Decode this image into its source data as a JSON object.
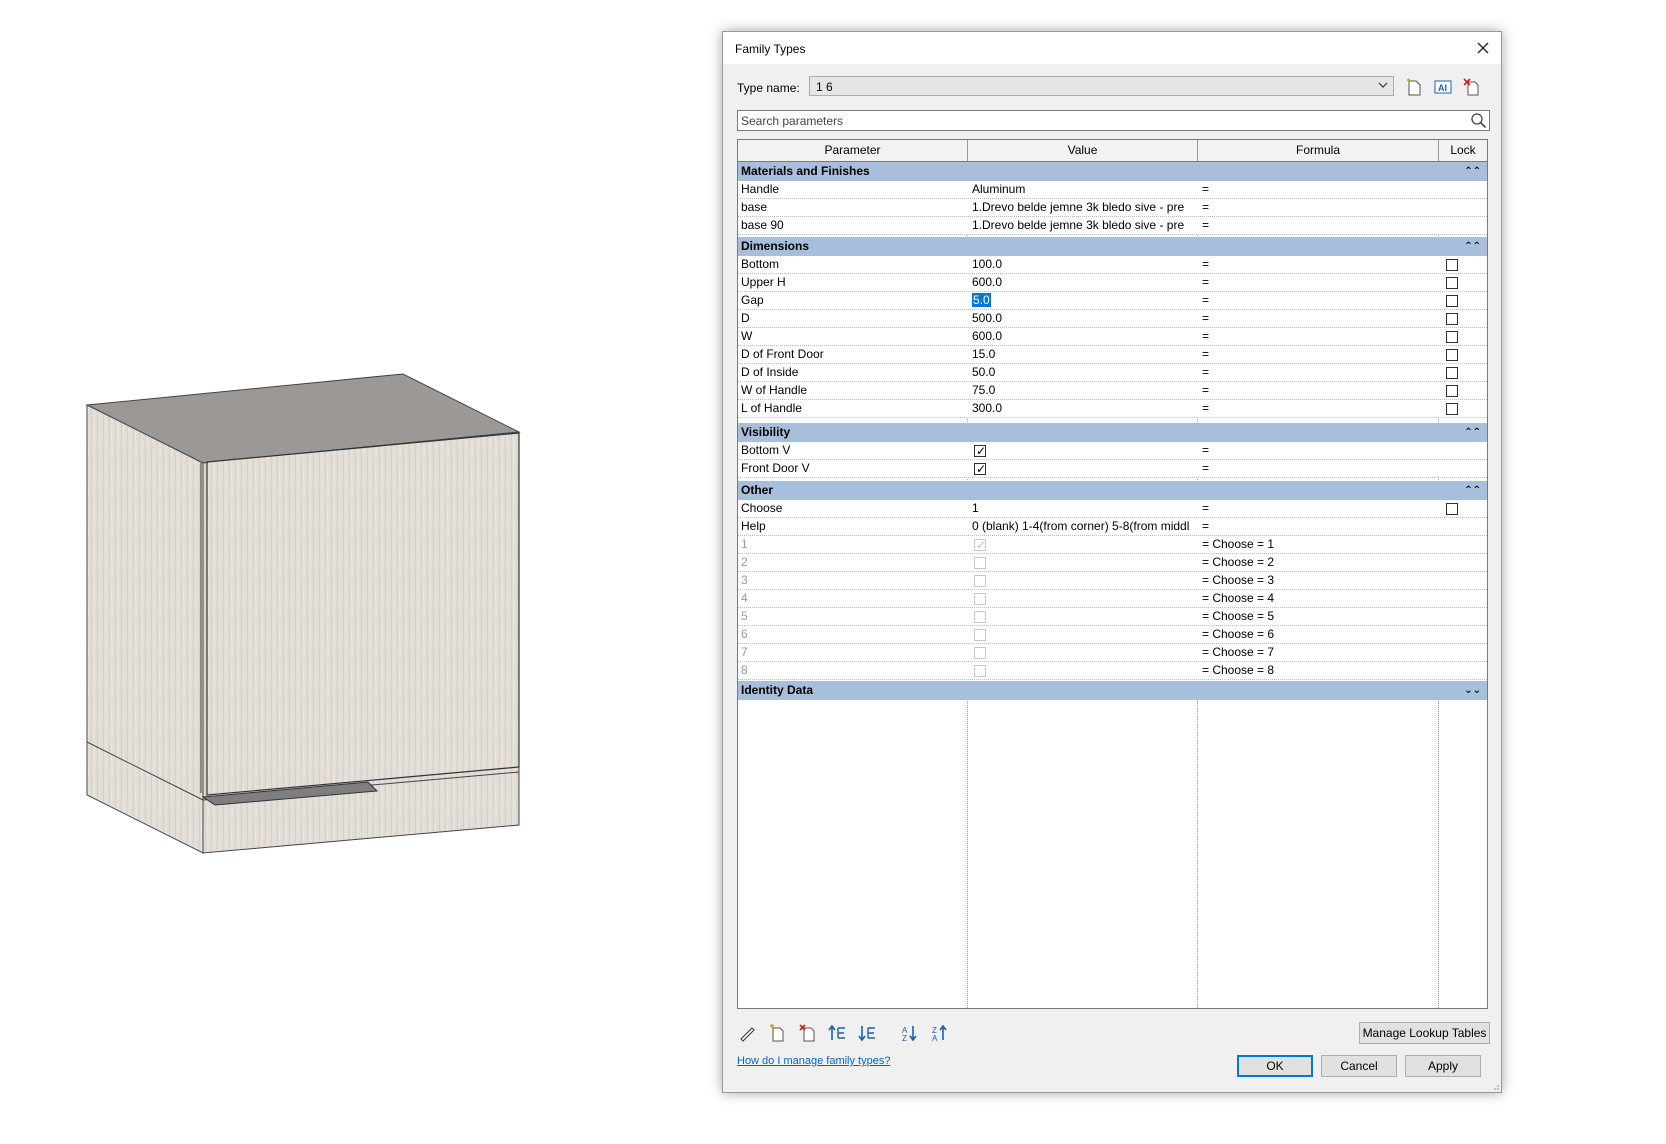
{
  "dialog": {
    "title": "Family Types",
    "type_name_label": "Type name:",
    "type_name_value": "1 6",
    "search_placeholder": "Search parameters",
    "columns": [
      "Parameter",
      "Value",
      "Formula",
      "Lock"
    ],
    "groups": {
      "materials": {
        "label": "Materials and Finishes",
        "collapse_icon": "chevron-double-up-icon"
      },
      "dimensions": {
        "label": "Dimensions",
        "collapse_icon": "chevron-double-up-icon"
      },
      "visibility": {
        "label": "Visibility",
        "collapse_icon": "chevron-double-up-icon"
      },
      "other": {
        "label": "Other",
        "collapse_icon": "chevron-double-up-icon"
      },
      "identity": {
        "label": "Identity Data",
        "collapse_icon": "chevron-double-down-icon"
      }
    },
    "materials_rows": [
      {
        "param": "Handle",
        "value": "Aluminum",
        "formula": "="
      },
      {
        "param": "base",
        "value": "1.Drevo belde jemne 3k bledo sive - pre",
        "formula": "="
      },
      {
        "param": "base 90",
        "value": "1.Drevo belde jemne 3k bledo sive - pre",
        "formula": "="
      }
    ],
    "dimension_rows": [
      {
        "param": "Bottom",
        "value": "100.0",
        "formula": "=",
        "locked": false
      },
      {
        "param": "Upper H",
        "value": "600.0",
        "formula": "=",
        "locked": false
      },
      {
        "param": "Gap",
        "value": "5.0",
        "formula": "=",
        "locked": false,
        "selected": true
      },
      {
        "param": "D",
        "value": "500.0",
        "formula": "=",
        "locked": false
      },
      {
        "param": "W",
        "value": "600.0",
        "formula": "=",
        "locked": false
      },
      {
        "param": "D of Front Door",
        "value": "15.0",
        "formula": "=",
        "locked": false
      },
      {
        "param": "D of Inside",
        "value": "50.0",
        "formula": "=",
        "locked": false
      },
      {
        "param": "W of Handle",
        "value": "75.0",
        "formula": "=",
        "locked": false
      },
      {
        "param": "L of Handle",
        "value": "300.0",
        "formula": "=",
        "locked": false
      }
    ],
    "visibility_rows": [
      {
        "param": "Bottom V",
        "checked": true,
        "formula": "="
      },
      {
        "param": "Front Door V",
        "checked": true,
        "formula": "="
      }
    ],
    "other_rows": [
      {
        "param": "Choose",
        "value": "1",
        "formula": "=",
        "lock": true,
        "checkbox": false
      },
      {
        "param": "Help",
        "value": "0 (blank) 1-4(from corner) 5-8(from middl",
        "formula": "=",
        "lock": false,
        "checkbox": false
      },
      {
        "param": "1",
        "checked": true,
        "formula": "= Choose = 1",
        "checkbox": true
      },
      {
        "param": "2",
        "checked": false,
        "formula": "= Choose = 2",
        "checkbox": true
      },
      {
        "param": "3",
        "checked": false,
        "formula": "= Choose = 3",
        "checkbox": true
      },
      {
        "param": "4",
        "checked": false,
        "formula": "= Choose = 4",
        "checkbox": true
      },
      {
        "param": "5",
        "checked": false,
        "formula": "= Choose = 5",
        "checkbox": true
      },
      {
        "param": "6",
        "checked": false,
        "formula": "= Choose = 6",
        "checkbox": true
      },
      {
        "param": "7",
        "checked": false,
        "formula": "= Choose = 7",
        "checkbox": true
      },
      {
        "param": "8",
        "checked": false,
        "formula": "= Choose = 8",
        "checkbox": true
      }
    ],
    "toolbar_icons": [
      "new-type-icon",
      "rename-type-icon",
      "delete-type-icon"
    ],
    "bottom_icons": [
      "edit-parameter-icon",
      "new-parameter-icon",
      "delete-parameter-icon",
      "move-up-icon",
      "move-down-icon",
      "sort-ascending-icon",
      "sort-descending-icon"
    ],
    "manage_lookup_label": "Manage Lookup Tables",
    "help_link": "How do I manage family types?",
    "ok_label": "OK",
    "cancel_label": "Cancel",
    "apply_label": "Apply",
    "colors": {
      "group_header": "#a7bfdc",
      "selection": "#0078d7",
      "link": "#0066cc"
    }
  },
  "viewport": {
    "model": "base-cabinet-3d-view"
  }
}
+===+
_SET TASK:_
Take the listing and print it again exactly, but without any pictures.

_COMPLETE ANSWER:_
Decode this image into its source data as a JSON object.
{
  "dialog": {
    "title": "Family Types",
    "type_name_label": "Type name:",
    "type_name_value": "1 6",
    "search_placeholder": "Search parameters",
    "columns": [
      "Parameter",
      "Value",
      "Formula",
      "Lock"
    ],
    "groups": {
      "materials": {
        "label": "Materials and Finishes",
        "collapse_icon": "chevron-double-up-icon"
      },
      "dimensions": {
        "label": "Dimensions",
        "collapse_icon": "chevron-double-up-icon"
      },
      "visibility": {
        "label": "Visibility",
        "collapse_icon": "chevron-double-up-icon"
      },
      "other": {
        "label": "Other",
        "collapse_icon": "chevron-double-up-icon"
      },
      "identity": {
        "label": "Identity Data",
        "collapse_icon": "chevron-double-down-icon"
      }
    },
    "materials_rows": [
      {
        "param": "Handle",
        "value": "Aluminum",
        "formula": "="
      },
      {
        "param": "base",
        "value": "1.Drevo belde jemne 3k bledo sive - pre",
        "formula": "="
      },
      {
        "param": "base 90",
        "value": "1.Drevo belde jemne 3k bledo sive - pre",
        "formula": "="
      }
    ],
    "dimension_rows": [
      {
        "param": "Bottom",
        "value": "100.0",
        "formula": "=",
        "locked": false
      },
      {
        "param": "Upper H",
        "value": "600.0",
        "formula": "=",
        "locked": false
      },
      {
        "param": "Gap",
        "value": "5.0",
        "formula": "=",
        "locked": false,
        "selected": true
      },
      {
        "param": "D",
        "value": "500.0",
        "formula": "=",
        "locked": false
      },
      {
        "param": "W",
        "value": "600.0",
        "formula": "=",
        "locked": false
      },
      {
        "param": "D of Front Door",
        "value": "15.0",
        "formula": "=",
        "locked": false
      },
      {
        "param": "D of Inside",
        "value": "50.0",
        "formula": "=",
        "locked": false
      },
      {
        "param": "W of Handle",
        "value": "75.0",
        "formula": "=",
        "locked": false
      },
      {
        "param": "L of Handle",
        "value": "300.0",
        "formula": "=",
        "locked": false
      }
    ],
    "visibility_rows": [
      {
        "param": "Bottom V",
        "checked": true,
        "formula": "="
      },
      {
        "param": "Front Door V",
        "checked": true,
        "formula": "="
      }
    ],
    "other_rows": [
      {
        "param": "Choose",
        "value": "1",
        "formula": "=",
        "lock": true,
        "checkbox": false
      },
      {
        "param": "Help",
        "value": "0 (blank) 1-4(from corner) 5-8(from middl",
        "formula": "=",
        "lock": false,
        "checkbox": false
      },
      {
        "param": "1",
        "checked": true,
        "formula": "= Choose = 1",
        "checkbox": true
      },
      {
        "param": "2",
        "checked": false,
        "formula": "= Choose = 2",
        "checkbox": true
      },
      {
        "param": "3",
        "checked": false,
        "formula": "= Choose = 3",
        "checkbox": true
      },
      {
        "param": "4",
        "checked": false,
        "formula": "= Choose = 4",
        "checkbox": true
      },
      {
        "param": "5",
        "checked": false,
        "formula": "= Choose = 5",
        "checkbox": true
      },
      {
        "param": "6",
        "checked": false,
        "formula": "= Choose = 6",
        "checkbox": true
      },
      {
        "param": "7",
        "checked": false,
        "formula": "= Choose = 7",
        "checkbox": true
      },
      {
        "param": "8",
        "checked": false,
        "formula": "= Choose = 8",
        "checkbox": true
      }
    ],
    "toolbar_icons": [
      "new-type-icon",
      "rename-type-icon",
      "delete-type-icon"
    ],
    "bottom_icons": [
      "edit-parameter-icon",
      "new-parameter-icon",
      "delete-parameter-icon",
      "move-up-icon",
      "move-down-icon",
      "sort-ascending-icon",
      "sort-descending-icon"
    ],
    "manage_lookup_label": "Manage Lookup Tables",
    "help_link": "How do I manage family types?",
    "ok_label": "OK",
    "cancel_label": "Cancel",
    "apply_label": "Apply",
    "colors": {
      "group_header": "#a7bfdc",
      "selection": "#0078d7",
      "link": "#0066cc"
    }
  },
  "viewport": {
    "model": "base-cabinet-3d-view"
  }
}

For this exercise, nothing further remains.